Leaving out all pictures, transcribe exactly the lines between the line with "Convert this document image to plain text." and the last line of the records below, both included.
**** INFORMATION GIVEN
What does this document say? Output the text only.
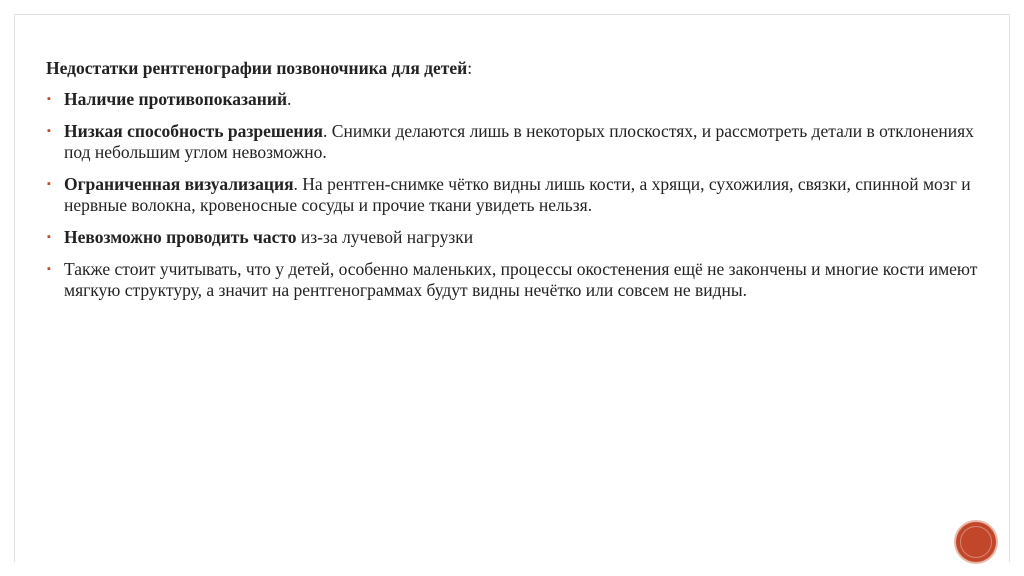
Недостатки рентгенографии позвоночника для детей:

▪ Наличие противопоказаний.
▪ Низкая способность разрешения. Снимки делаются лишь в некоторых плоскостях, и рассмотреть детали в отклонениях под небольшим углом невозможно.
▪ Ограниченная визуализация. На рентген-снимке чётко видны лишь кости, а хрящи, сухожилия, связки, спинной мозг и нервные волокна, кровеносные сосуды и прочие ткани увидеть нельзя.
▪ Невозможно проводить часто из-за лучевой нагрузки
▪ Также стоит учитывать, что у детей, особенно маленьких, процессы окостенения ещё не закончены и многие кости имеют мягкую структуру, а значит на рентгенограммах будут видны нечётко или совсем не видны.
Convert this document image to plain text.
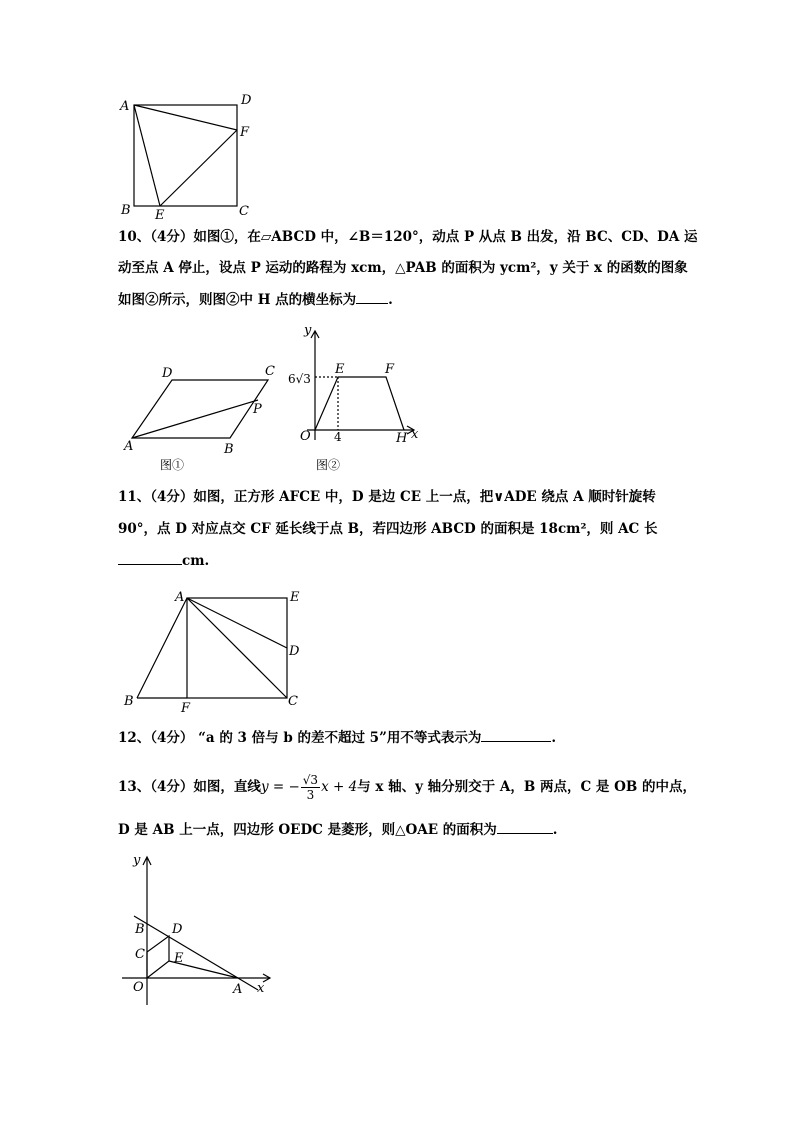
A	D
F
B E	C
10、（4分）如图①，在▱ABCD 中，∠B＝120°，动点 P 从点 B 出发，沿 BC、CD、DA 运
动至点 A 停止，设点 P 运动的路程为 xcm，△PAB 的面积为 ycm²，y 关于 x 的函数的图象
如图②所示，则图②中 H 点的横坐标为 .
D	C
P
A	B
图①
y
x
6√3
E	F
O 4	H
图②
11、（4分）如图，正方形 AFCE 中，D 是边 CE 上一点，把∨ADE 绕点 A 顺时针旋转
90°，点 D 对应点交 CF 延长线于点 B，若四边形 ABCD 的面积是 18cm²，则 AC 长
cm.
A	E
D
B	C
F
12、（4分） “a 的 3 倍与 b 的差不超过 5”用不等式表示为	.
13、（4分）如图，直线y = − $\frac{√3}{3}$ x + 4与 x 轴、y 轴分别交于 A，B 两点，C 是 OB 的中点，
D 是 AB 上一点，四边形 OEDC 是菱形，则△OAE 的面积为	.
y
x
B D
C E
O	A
********
**TASK ANSWER:**
Convert this document image to plain text.
A	D
F
B E	C
10、（4分）如图①，在▱ABCD 中，∠B＝120°，动点 P 从点 B 出发，沿 BC、CD、DA 运
动至点 A 停止，设点 P 运动的路程为 xcm，△PAB 的面积为 ycm²，y 关于 x 的函数的图象
如图②所示，则图②中 H 点的横坐标为 .
D	C
P
A	B
图①
y
x
6√3
E	F
O 4	H
图②
11、（4分）如图，正方形 AFCE 中，D 是边 CE 上一点，把∨ADE 绕点 A 顺时针旋转
90°，点 D 对应点交 CF 延长线于点 B，若四边形 ABCD 的面积是 18cm²，则 AC 长
cm.
A	E
D
B	C
F
12、（4分） “a 的 3 倍与 b 的差不超过 5”用不等式表示为	.
13、（4分）如图，直线y = − $\frac{√3}{3}$ x + 4与 x 轴、y 轴分别交于 A，B 两点，C 是 OB 的中点，
D 是 AB 上一点，四边形 OEDC 是菱形，则△OAE 的面积为	.
y
x
B D
C E
O	A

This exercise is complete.